■ **Extracted information**
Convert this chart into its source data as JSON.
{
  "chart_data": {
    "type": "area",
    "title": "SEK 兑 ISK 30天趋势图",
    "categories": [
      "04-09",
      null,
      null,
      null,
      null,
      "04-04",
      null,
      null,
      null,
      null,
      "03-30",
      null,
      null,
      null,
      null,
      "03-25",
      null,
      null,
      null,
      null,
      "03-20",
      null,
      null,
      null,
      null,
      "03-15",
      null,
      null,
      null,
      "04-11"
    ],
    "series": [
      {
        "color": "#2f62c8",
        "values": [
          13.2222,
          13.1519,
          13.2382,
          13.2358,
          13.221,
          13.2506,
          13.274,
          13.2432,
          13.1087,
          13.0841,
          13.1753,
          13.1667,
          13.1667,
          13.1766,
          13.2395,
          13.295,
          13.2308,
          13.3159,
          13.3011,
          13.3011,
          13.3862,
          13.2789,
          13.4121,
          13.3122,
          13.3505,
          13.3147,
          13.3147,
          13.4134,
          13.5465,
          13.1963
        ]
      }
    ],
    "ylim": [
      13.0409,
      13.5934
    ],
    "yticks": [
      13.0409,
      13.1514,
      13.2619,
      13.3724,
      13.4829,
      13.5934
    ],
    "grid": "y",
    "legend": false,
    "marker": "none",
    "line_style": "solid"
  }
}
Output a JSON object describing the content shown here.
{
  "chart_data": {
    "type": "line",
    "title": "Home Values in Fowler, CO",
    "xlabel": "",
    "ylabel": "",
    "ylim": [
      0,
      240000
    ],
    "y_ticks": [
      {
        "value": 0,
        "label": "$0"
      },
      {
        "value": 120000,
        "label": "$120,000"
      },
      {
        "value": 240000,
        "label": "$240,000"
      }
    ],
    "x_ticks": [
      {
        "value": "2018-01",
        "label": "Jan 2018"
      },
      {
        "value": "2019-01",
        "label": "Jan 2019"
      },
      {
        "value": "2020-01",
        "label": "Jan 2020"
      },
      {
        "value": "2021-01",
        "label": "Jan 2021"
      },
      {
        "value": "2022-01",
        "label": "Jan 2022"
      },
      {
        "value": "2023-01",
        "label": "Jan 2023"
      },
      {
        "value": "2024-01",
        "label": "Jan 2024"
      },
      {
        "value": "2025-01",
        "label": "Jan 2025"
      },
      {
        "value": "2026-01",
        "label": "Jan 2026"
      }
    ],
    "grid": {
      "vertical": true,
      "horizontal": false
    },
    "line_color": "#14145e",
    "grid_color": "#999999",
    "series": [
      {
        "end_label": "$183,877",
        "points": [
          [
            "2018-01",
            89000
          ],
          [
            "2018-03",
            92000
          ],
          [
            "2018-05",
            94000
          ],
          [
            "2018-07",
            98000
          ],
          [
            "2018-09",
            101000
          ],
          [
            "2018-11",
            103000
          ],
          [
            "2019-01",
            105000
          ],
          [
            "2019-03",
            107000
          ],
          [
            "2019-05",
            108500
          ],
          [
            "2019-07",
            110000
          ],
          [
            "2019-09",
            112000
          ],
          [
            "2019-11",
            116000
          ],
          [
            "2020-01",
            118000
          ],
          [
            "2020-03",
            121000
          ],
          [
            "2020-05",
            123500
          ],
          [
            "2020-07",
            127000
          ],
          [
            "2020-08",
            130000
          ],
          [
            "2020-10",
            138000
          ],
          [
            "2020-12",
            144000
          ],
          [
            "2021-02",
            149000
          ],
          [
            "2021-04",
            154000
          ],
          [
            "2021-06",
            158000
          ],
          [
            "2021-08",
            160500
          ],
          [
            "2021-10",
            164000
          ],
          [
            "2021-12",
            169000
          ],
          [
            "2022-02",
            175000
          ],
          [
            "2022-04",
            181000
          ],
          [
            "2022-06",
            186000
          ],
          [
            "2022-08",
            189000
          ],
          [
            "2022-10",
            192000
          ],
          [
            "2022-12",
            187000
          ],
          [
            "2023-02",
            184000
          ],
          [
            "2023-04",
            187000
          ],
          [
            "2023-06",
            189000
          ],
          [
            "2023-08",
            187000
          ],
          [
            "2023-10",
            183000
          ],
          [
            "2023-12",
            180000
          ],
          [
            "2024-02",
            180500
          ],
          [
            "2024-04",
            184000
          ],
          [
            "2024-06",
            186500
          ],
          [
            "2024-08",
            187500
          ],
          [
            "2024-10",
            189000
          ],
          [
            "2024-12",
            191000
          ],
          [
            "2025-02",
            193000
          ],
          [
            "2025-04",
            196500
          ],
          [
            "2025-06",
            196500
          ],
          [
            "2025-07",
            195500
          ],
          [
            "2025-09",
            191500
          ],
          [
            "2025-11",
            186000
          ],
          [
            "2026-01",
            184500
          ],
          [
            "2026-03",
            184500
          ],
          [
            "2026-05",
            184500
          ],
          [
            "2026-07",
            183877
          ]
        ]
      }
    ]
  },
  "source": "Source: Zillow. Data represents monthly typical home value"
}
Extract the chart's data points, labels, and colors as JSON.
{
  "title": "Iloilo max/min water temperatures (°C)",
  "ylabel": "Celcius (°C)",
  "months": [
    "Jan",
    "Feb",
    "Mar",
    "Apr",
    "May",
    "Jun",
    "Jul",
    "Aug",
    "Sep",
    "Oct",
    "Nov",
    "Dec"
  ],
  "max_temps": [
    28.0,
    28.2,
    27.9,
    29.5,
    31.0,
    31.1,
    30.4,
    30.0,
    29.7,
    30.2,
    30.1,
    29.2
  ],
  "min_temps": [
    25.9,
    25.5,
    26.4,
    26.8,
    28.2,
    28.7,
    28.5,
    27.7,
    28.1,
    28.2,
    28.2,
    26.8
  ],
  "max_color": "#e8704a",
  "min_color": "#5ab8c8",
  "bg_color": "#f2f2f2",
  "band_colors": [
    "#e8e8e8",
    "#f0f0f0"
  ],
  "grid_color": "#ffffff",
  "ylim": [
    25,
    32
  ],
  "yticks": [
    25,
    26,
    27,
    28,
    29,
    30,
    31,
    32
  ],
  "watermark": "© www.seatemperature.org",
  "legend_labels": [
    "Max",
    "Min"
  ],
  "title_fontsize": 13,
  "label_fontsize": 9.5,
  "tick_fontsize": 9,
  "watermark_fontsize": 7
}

■ **Goal**
Please restate the data word for word, every record included.

■ **Finished task**
Convert this chart into its source data as JSON.
{
  "chart_data": {
    "type": "area",
    "title": "SEK 兑 ISK 30天趋势图",
    "categories": [
      "04-09",
      null,
      null,
      null,
      null,
      "04-04",
      null,
      null,
      null,
      null,
      "03-30",
      null,
      null,
      null,
      null,
      "03-25",
      null,
      null,
      null,
      null,
      "03-20",
      null,
      null,
      null,
      null,
      "03-15",
      null,
      null,
      null,
      "04-11"
    ],
    "series": [
      {
        "color": "#2f62c8",
        "values": [
          13.2222,
          13.1519,
          13.2382,
          13.2358,
          13.221,
          13.2506,
          13.274,
          13.2432,
          13.1087,
          13.0841,
          13.1753,
          13.1667,
          13.1667,
          13.1766,
          13.2395,
          13.295,
          13.2308,
          13.3159,
          13.3011,
          13.3011,
          13.3862,
          13.2789,
          13.4121,
          13.3122,
          13.3505,
          13.3147,
          13.3147,
          13.4134,
          13.5465,
          13.1963
        ]
      }
    ],
    "ylim": [
      13.0409,
      13.5934
    ],
    "yticks": [
      13.0409,
      13.1514,
      13.2619,
      13.3724,
      13.4829,
      13.5934
    ],
    "grid": "y",
    "legend": false,
    "marker": "none",
    "line_style": "solid"
  }
}
Output a JSON object describing the content shown here.
{
  "chart_data": {
    "type": "line",
    "title": "Home Values in Fowler, CO",
    "xlabel": "",
    "ylabel": "",
    "ylim": [
      0,
      240000
    ],
    "y_ticks": [
      {
        "value": 0,
        "label": "$0"
      },
      {
        "value": 120000,
        "label": "$120,000"
      },
      {
        "value": 240000,
        "label": "$240,000"
      }
    ],
    "x_ticks": [
      {
        "value": "2018-01",
        "label": "Jan 2018"
      },
      {
        "value": "2019-01",
        "label": "Jan 2019"
      },
      {
        "value": "2020-01",
        "label": "Jan 2020"
      },
      {
        "value": "2021-01",
        "label": "Jan 2021"
      },
      {
        "value": "2022-01",
        "label": "Jan 2022"
      },
      {
        "value": "2023-01",
        "label": "Jan 2023"
      },
      {
        "value": "2024-01",
        "label": "Jan 2024"
      },
      {
        "value": "2025-01",
        "label": "Jan 2025"
      },
      {
        "value": "2026-01",
        "label": "Jan 2026"
      }
    ],
    "grid": {
      "vertical": true,
      "horizontal": false
    },
    "line_color": "#14145e",
    "grid_color": "#999999",
    "series": [
      {
        "end_label": "$183,877",
        "points": [
          [
            "2018-01",
            89000
          ],
          [
            "2018-03",
            92000
          ],
          [
            "2018-05",
            94000
          ],
          [
            "2018-07",
            98000
          ],
          [
            "2018-09",
            101000
          ],
          [
            "2018-11",
            103000
          ],
          [
            "2019-01",
            105000
          ],
          [
            "2019-03",
            107000
          ],
          [
            "2019-05",
            108500
          ],
          [
            "2019-07",
            110000
          ],
          [
            "2019-09",
            112000
          ],
          [
            "2019-11",
            116000
          ],
          [
            "2020-01",
            118000
          ],
          [
            "2020-03",
            121000
          ],
          [
            "2020-05",
            123500
          ],
          [
            "2020-07",
            127000
          ],
          [
            "2020-08",
            130000
          ],
          [
            "2020-10",
            138000
          ],
          [
            "2020-12",
            144000
          ],
          [
            "2021-02",
            149000
          ],
          [
            "2021-04",
            154000
          ],
          [
            "2021-06",
            158000
          ],
          [
            "2021-08",
            160500
          ],
          [
            "2021-10",
            164000
          ],
          [
            "2021-12",
            169000
          ],
          [
            "2022-02",
            175000
          ],
          [
            "2022-04",
            181000
          ],
          [
            "2022-06",
            186000
          ],
          [
            "2022-08",
            189000
          ],
          [
            "2022-10",
            192000
          ],
          [
            "2022-12",
            187000
          ],
          [
            "2023-02",
            184000
          ],
          [
            "2023-04",
            187000
          ],
          [
            "2023-06",
            189000
          ],
          [
            "2023-08",
            187000
          ],
          [
            "2023-10",
            183000
          ],
          [
            "2023-12",
            180000
          ],
          [
            "2024-02",
            180500
          ],
          [
            "2024-04",
            184000
          ],
          [
            "2024-06",
            186500
          ],
          [
            "2024-08",
            187500
          ],
          [
            "2024-10",
            189000
          ],
          [
            "2024-12",
            191000
          ],
          [
            "2025-02",
            193000
          ],
          [
            "2025-04",
            196500
          ],
          [
            "2025-06",
            196500
          ],
          [
            "2025-07",
            195500
          ],
          [
            "2025-09",
            191500
          ],
          [
            "2025-11",
            186000
          ],
          [
            "2026-01",
            184500
          ],
          [
            "2026-03",
            184500
          ],
          [
            "2026-05",
            184500
          ],
          [
            "2026-07",
            183877
          ]
        ]
      }
    ]
  },
  "source": "Source: Zillow. Data represents monthly typical home value"
}
Extract the chart's data points, labels, and colors as JSON.
{
  "title": "Iloilo max/min water temperatures (°C)",
  "ylabel": "Celcius (°C)",
  "months": [
    "Jan",
    "Feb",
    "Mar",
    "Apr",
    "May",
    "Jun",
    "Jul",
    "Aug",
    "Sep",
    "Oct",
    "Nov",
    "Dec"
  ],
  "max_temps": [
    28.0,
    28.2,
    27.9,
    29.5,
    31.0,
    31.1,
    30.4,
    30.0,
    29.7,
    30.2,
    30.1,
    29.2
  ],
  "min_temps": [
    25.9,
    25.5,
    26.4,
    26.8,
    28.2,
    28.7,
    28.5,
    27.7,
    28.1,
    28.2,
    28.2,
    26.8
  ],
  "max_color": "#e8704a",
  "min_color": "#5ab8c8",
  "bg_color": "#f2f2f2",
  "band_colors": [
    "#e8e8e8",
    "#f0f0f0"
  ],
  "grid_color": "#ffffff",
  "ylim": [
    25,
    32
  ],
  "yticks": [
    25,
    26,
    27,
    28,
    29,
    30,
    31,
    32
  ],
  "watermark": "© www.seatemperature.org",
  "legend_labels": [
    "Max",
    "Min"
  ],
  "title_fontsize": 13,
  "label_fontsize": 9.5,
  "tick_fontsize": 9,
  "watermark_fontsize": 7
}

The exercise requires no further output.